Give the entries back exactly, dropping each image.

Start of Provided records

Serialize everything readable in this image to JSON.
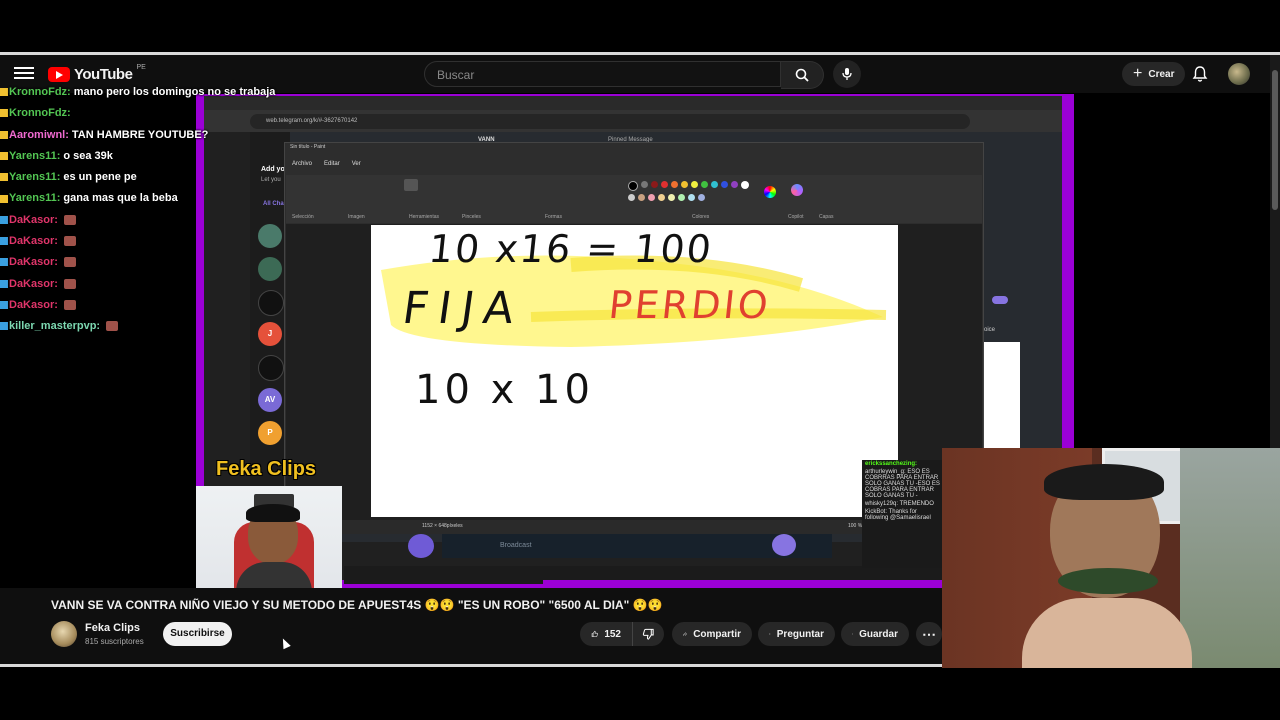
{
  "header": {
    "logo_text": "YouTube",
    "logo_country": "PE",
    "search_placeholder": "Buscar",
    "create_label": "Crear"
  },
  "chat": [
    {
      "user": "KronnoFdz:",
      "msg": "mano pero los domingos no se trabaja",
      "color": "#53c653"
    },
    {
      "user": "KronnoFdz:",
      "msg": "",
      "color": "#53c653"
    },
    {
      "user": "Aaromiwnl:",
      "msg": "TAN HAMBRE YOUTUBE?",
      "color": "#f06ad0"
    },
    {
      "user": "Yarens11:",
      "msg": "o sea 39k",
      "color": "#53c653"
    },
    {
      "user": "Yarens11:",
      "msg": "es un pene pe",
      "color": "#53c653"
    },
    {
      "user": "Yarens11:",
      "msg": "gana mas que la beba",
      "color": "#53c653"
    },
    {
      "user": "DaKasor:",
      "msg": "",
      "color": "#e0356a"
    },
    {
      "user": "DaKasor:",
      "msg": "",
      "color": "#e0356a"
    },
    {
      "user": "DaKasor:",
      "msg": "",
      "color": "#e0356a"
    },
    {
      "user": "DaKasor:",
      "msg": "",
      "color": "#e0356a"
    },
    {
      "user": "DaKasor:",
      "msg": "",
      "color": "#e0356a"
    },
    {
      "user": "killer_masterpvp:",
      "msg": "",
      "color": "#7cd7b0"
    }
  ],
  "stream": {
    "url": "web.telegram.org/k/#-3627670142",
    "paint_title": "Sin título - Paint",
    "paint_menu": [
      "Archivo",
      "Editar",
      "Ver"
    ],
    "ribbon_labels": [
      "Selección",
      "Imagen",
      "Herramientas",
      "Pinceles",
      "Formas",
      "Colores",
      "Copilot",
      "Capas"
    ],
    "canvas_size": "1152 × 648píxeles",
    "zoom": "100 %",
    "telegram_input": "Broadcast",
    "vann": "VANN",
    "pinned": "Pinned Message",
    "sidebar_add": "Add you",
    "sidebar_letyou": "Let you",
    "sidebar_all": "All Cha",
    "drawing_line1": "10 x16 = 100",
    "drawing_fija": "FIJA",
    "drawing_perdio": "PERDIO",
    "drawing_line2": "10 x 10",
    "avatar_labels": [
      "J",
      "AV",
      "P"
    ],
    "choice_label": "oice",
    "overlay_logo": "Feka Clips",
    "overlay_chat": [
      "erickssanchezing:",
      "arthurleywin_g: ESO ES COBRRAS PARA ENTRAR SOLO GANAS TU -ESO ES COBRAS PARA ENTRAR SOLO GANAS TU -",
      "whisky129q: TREMENDO",
      "KickBot: Thanks for following @Samaelisrael"
    ]
  },
  "video": {
    "title": "VANN SE VA CONTRA NIÑO VIEJO Y SU METODO DE APUEST4S 😲😲 \"ES UN ROBO\" \"6500 AL DIA\" 😲😲",
    "channel": "Feka Clips",
    "subscribers": "815 suscriptores",
    "subscribe_label": "Suscribirse",
    "likes": "152",
    "share_label": "Compartir",
    "ask_label": "Preguntar",
    "save_label": "Guardar"
  },
  "colors": {
    "frame_purple": "#9b00d6",
    "subscribe_bg": "#f1f1f1",
    "youtube_red": "#ff0000",
    "highlight_yellow": "#fff46a"
  }
}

End of Provided records

• Result for this task:
Serialize everything readable in this image to JSON.
{
  "header": {
    "logo_text": "YouTube",
    "logo_country": "PE",
    "search_placeholder": "Buscar",
    "create_label": "Crear"
  },
  "chat": [
    {
      "user": "KronnoFdz:",
      "msg": "mano pero los domingos no se trabaja",
      "color": "#53c653"
    },
    {
      "user": "KronnoFdz:",
      "msg": "",
      "color": "#53c653"
    },
    {
      "user": "Aaromiwnl:",
      "msg": "TAN HAMBRE YOUTUBE?",
      "color": "#f06ad0"
    },
    {
      "user": "Yarens11:",
      "msg": "o sea 39k",
      "color": "#53c653"
    },
    {
      "user": "Yarens11:",
      "msg": "es un pene pe",
      "color": "#53c653"
    },
    {
      "user": "Yarens11:",
      "msg": "gana mas que la beba",
      "color": "#53c653"
    },
    {
      "user": "DaKasor:",
      "msg": "",
      "color": "#e0356a"
    },
    {
      "user": "DaKasor:",
      "msg": "",
      "color": "#e0356a"
    },
    {
      "user": "DaKasor:",
      "msg": "",
      "color": "#e0356a"
    },
    {
      "user": "DaKasor:",
      "msg": "",
      "color": "#e0356a"
    },
    {
      "user": "DaKasor:",
      "msg": "",
      "color": "#e0356a"
    },
    {
      "user": "killer_masterpvp:",
      "msg": "",
      "color": "#7cd7b0"
    }
  ],
  "stream": {
    "url": "web.telegram.org/k/#-3627670142",
    "paint_title": "Sin título - Paint",
    "paint_menu": [
      "Archivo",
      "Editar",
      "Ver"
    ],
    "ribbon_labels": [
      "Selección",
      "Imagen",
      "Herramientas",
      "Pinceles",
      "Formas",
      "Colores",
      "Copilot",
      "Capas"
    ],
    "canvas_size": "1152 × 648píxeles",
    "zoom": "100 %",
    "telegram_input": "Broadcast",
    "vann": "VANN",
    "pinned": "Pinned Message",
    "sidebar_add": "Add you",
    "sidebar_letyou": "Let you",
    "sidebar_all": "All Cha",
    "drawing_line1": "10 x16 = 100",
    "drawing_fija": "FIJA",
    "drawing_perdio": "PERDIO",
    "drawing_line2": "10 x 10",
    "avatar_labels": [
      "J",
      "AV",
      "P"
    ],
    "choice_label": "oice",
    "overlay_logo": "Feka Clips",
    "overlay_chat": [
      "erickssanchezing:",
      "arthurleywin_g: ESO ES COBRRAS PARA ENTRAR SOLO GANAS TU -ESO ES COBRAS PARA ENTRAR SOLO GANAS TU -",
      "whisky129q: TREMENDO",
      "KickBot: Thanks for following @Samaelisrael"
    ]
  },
  "video": {
    "title": "VANN SE VA CONTRA NIÑO VIEJO Y SU METODO DE APUEST4S 😲😲 \"ES UN ROBO\" \"6500 AL DIA\" 😲😲",
    "channel": "Feka Clips",
    "subscribers": "815 suscriptores",
    "subscribe_label": "Suscribirse",
    "likes": "152",
    "share_label": "Compartir",
    "ask_label": "Preguntar",
    "save_label": "Guardar"
  },
  "colors": {
    "frame_purple": "#9b00d6",
    "subscribe_bg": "#f1f1f1",
    "youtube_red": "#ff0000",
    "highlight_yellow": "#fff46a"
  }
}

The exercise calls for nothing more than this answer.